• [Challenge]: Look through the records below, and copy out every line that holds the string "його".

• [Exercise materials]:

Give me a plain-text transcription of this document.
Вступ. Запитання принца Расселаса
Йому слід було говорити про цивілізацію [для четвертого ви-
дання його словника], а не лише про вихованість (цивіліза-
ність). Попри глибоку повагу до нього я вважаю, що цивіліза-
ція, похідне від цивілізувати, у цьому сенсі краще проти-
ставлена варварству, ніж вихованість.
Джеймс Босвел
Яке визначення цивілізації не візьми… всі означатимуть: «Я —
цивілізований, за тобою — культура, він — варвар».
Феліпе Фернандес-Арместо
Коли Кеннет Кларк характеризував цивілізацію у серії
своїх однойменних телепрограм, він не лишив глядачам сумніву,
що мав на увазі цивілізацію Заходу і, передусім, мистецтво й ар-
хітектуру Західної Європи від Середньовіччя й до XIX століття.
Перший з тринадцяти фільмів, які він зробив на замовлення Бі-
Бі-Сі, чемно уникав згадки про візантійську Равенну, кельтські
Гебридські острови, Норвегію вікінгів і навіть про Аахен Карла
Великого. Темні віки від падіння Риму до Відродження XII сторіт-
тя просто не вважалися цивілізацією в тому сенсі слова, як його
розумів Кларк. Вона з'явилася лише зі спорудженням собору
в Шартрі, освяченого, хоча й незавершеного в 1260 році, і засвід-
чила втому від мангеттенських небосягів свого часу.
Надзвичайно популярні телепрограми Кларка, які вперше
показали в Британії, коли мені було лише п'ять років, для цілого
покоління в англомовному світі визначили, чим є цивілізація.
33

--

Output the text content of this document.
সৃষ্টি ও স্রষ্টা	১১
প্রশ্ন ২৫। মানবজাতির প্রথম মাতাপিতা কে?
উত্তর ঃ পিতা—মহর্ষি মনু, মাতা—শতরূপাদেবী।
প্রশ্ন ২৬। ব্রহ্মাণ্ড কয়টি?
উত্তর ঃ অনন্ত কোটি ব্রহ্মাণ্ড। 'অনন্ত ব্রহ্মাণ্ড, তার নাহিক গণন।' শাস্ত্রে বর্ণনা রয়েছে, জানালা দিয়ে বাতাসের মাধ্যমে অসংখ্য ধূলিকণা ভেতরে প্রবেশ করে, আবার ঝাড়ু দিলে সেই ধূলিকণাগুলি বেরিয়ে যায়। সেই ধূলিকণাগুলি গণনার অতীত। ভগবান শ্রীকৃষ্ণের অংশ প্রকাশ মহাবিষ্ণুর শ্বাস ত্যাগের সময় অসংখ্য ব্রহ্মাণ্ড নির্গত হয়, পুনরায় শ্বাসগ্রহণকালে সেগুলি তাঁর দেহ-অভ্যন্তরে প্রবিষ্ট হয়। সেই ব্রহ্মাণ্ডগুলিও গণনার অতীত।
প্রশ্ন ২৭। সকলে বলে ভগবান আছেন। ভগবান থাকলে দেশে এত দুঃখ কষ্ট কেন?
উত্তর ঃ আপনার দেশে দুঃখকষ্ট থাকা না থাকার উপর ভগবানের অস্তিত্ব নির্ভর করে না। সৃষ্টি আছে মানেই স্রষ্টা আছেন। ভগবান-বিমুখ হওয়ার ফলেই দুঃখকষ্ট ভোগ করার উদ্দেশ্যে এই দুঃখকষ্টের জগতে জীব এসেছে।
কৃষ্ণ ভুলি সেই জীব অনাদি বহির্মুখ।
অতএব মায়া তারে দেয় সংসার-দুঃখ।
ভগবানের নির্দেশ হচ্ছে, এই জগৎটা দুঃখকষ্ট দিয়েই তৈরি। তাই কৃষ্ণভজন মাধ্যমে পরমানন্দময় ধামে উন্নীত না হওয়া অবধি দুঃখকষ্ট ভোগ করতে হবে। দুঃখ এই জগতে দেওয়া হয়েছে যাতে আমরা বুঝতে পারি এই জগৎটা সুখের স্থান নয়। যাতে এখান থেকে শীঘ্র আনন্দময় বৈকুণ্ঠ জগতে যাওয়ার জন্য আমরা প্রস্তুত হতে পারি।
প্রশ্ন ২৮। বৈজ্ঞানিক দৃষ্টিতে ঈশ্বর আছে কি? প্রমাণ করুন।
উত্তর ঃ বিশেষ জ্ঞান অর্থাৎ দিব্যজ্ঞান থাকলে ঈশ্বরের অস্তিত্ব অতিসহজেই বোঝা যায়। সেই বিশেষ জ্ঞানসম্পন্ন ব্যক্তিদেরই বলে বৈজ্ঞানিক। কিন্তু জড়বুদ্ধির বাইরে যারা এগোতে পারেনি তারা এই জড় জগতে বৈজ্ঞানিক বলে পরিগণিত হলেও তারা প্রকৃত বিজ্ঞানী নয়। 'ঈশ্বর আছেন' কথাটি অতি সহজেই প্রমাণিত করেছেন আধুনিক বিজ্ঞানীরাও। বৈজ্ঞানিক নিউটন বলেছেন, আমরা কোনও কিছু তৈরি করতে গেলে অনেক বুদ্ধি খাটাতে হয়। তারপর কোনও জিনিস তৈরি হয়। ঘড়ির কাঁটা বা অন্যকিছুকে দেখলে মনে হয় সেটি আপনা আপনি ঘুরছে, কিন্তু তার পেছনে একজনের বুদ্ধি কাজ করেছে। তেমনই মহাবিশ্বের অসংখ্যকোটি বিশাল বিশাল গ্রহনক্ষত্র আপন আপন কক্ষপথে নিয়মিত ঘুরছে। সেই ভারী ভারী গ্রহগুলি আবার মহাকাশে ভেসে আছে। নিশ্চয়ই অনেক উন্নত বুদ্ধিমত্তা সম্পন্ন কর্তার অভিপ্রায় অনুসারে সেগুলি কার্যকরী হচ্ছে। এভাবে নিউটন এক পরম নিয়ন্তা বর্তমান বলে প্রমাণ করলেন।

* * *

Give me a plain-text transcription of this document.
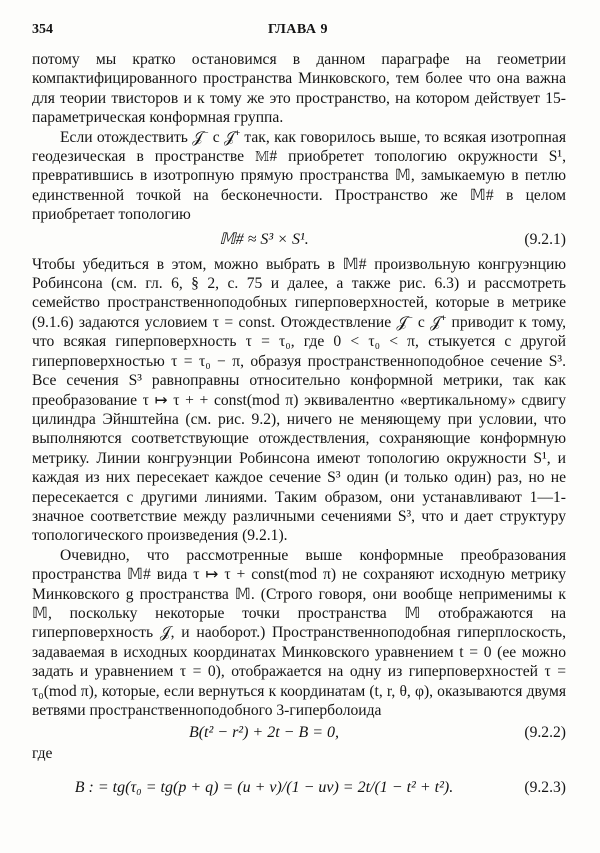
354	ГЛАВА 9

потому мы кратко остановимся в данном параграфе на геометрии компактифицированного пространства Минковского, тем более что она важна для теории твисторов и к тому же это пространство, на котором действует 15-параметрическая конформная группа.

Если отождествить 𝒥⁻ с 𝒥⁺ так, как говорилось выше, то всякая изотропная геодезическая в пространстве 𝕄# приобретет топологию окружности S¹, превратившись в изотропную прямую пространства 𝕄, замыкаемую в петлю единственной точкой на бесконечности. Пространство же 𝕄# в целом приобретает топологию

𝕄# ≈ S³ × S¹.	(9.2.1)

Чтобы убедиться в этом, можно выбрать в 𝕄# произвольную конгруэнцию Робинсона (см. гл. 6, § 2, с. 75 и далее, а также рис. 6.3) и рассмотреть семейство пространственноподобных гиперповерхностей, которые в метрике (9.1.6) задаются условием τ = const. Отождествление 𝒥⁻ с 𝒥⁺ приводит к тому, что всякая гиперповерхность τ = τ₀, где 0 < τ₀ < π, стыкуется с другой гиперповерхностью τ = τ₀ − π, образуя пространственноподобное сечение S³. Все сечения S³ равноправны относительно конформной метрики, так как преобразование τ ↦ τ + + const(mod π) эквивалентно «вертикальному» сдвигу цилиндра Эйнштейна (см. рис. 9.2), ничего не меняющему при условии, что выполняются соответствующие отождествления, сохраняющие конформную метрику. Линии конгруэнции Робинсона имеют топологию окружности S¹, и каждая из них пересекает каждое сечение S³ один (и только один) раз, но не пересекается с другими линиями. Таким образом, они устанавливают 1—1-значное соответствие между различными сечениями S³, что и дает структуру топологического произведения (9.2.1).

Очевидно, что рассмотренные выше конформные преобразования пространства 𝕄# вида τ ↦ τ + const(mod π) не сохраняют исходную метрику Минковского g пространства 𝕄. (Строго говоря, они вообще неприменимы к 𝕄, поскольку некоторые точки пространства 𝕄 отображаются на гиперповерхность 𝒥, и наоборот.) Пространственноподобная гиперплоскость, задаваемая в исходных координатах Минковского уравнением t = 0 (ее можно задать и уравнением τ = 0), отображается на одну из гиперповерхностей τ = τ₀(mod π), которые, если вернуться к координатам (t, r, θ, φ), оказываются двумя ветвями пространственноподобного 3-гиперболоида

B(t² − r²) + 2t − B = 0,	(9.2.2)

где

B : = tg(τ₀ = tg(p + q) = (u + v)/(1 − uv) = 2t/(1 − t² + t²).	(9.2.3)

• [Complete answer]:
дання його словника], а не лише про вихованість (цивіліза-
тя просто не вважалися цивілізацією в тому сенсі слова, як його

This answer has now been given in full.